Quote the records below in full, exactly as given, with the images taken out.
□ □ □
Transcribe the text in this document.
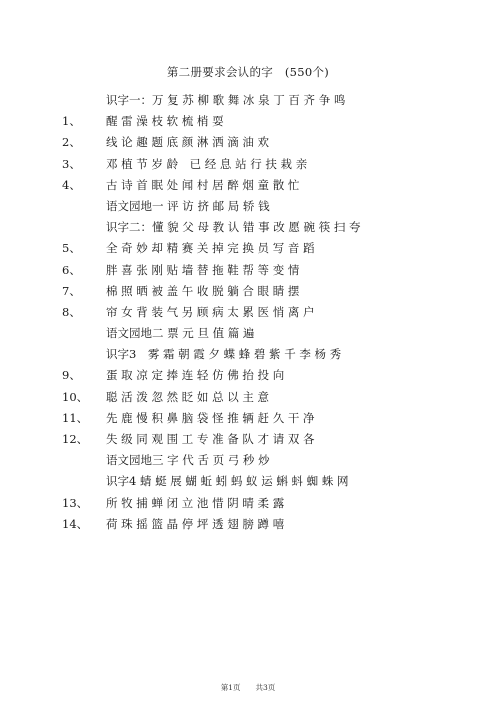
第二册要求会认的字　(550个)
识字一：万 复 苏 柳 歌 舞 冰 泉 丁 百 齐 争 鸣
1、 醒 雷 澡 枝 软 梳 梢 耍
2、 线 论 趣 题 底 颜 淋 洒 滴 油 欢
3、 邓 植 节 岁 龄　已 经 息 站 行 扶 栽 亲
4、 古 诗 首 眠 处 闻 村 居 醉 烟 童 散 忙
语文园地一 评 访 挤 邮 局 轿 钱
识字二：懂 貌 父 母 教 认 错 事 改 愿 碗 筷 扫 夸
5、 全 奇 妙 却 精 赛 关 掉 完 换 员 写 音 蹈
6、 胖 喜 张 刚 贴 墙 替 拖 鞋 帮 等 变 情
7、 棉 照 晒 被 盖 午 收 脱 躺 合 眼 睛 摆
8、 帘 女 背 装 气 另 顾 病 太 累 医 悄 离 户
语文园地二 票 元 旦 值 篇 遍
识字3　雾 霜 朝 霞 夕 蝶 蜂 碧 紫 千 李 杨 秀
9、 蛋 取 凉 定 捧 连 轻 仿 佛 抬 投 向
10、 聪 活 泼 忽 然 眨 如 总 以 主 意
11、 先 鹿 慢 积 鼻 脑 袋 怪 推 辆 赶 久 干 净
12、 失 级 同 观 围 工 专 准 备 队 才 请 双 各
语文园地三 字 代 舌 页 弓 秒 炒
识字4 蜻 蜓 展 蝴 蚯 蚓 蚂 蚁 运 蝌 蚪 蜘 蛛 网
13、 所 牧 捕 蝉 闭 立 池 惜 阴 晴 柔 露
14、 荷 珠 摇 篮 晶 停 坪 透 翅 膀 蹲 嘻
第1页　　共3页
□ □ □
▶ _SOLUTION TO THIS TASK_
Transcribe the text in this document.
第二册要求会认的字　(550个)
识字一：万 复 苏 柳 歌 舞 冰 泉 丁 百 齐 争 鸣
1、 醒 雷 澡 枝 软 梳 梢 耍
2、 线 论 趣 题 底 颜 淋 洒 滴 油 欢
3、 邓 植 节 岁 龄　已 经 息 站 行 扶 栽 亲
4、 古 诗 首 眠 处 闻 村 居 醉 烟 童 散 忙
语文园地一 评 访 挤 邮 局 轿 钱
识字二：懂 貌 父 母 教 认 错 事 改 愿 碗 筷 扫 夸
5、 全 奇 妙 却 精 赛 关 掉 完 换 员 写 音 蹈
6、 胖 喜 张 刚 贴 墙 替 拖 鞋 帮 等 变 情
7、 棉 照 晒 被 盖 午 收 脱 躺 合 眼 睛 摆
8、 帘 女 背 装 气 另 顾 病 太 累 医 悄 离 户
语文园地二 票 元 旦 值 篇 遍
识字3　雾 霜 朝 霞 夕 蝶 蜂 碧 紫 千 李 杨 秀
9、 蛋 取 凉 定 捧 连 轻 仿 佛 抬 投 向
10、 聪 活 泼 忽 然 眨 如 总 以 主 意
11、 先 鹿 慢 积 鼻 脑 袋 怪 推 辆 赶 久 干 净
12、 失 级 同 观 围 工 专 准 备 队 才 请 双 各
语文园地三 字 代 舌 页 弓 秒 炒
识字4 蜻 蜓 展 蝴 蚯 蚓 蚂 蚁 运 蝌 蚪 蜘 蛛 网
13、 所 牧 捕 蝉 闭 立 池 惜 阴 晴 柔 露
14、 荷 珠 摇 篮 晶 停 坪 透 翅 膀 蹲 嘻
第1页　　共3页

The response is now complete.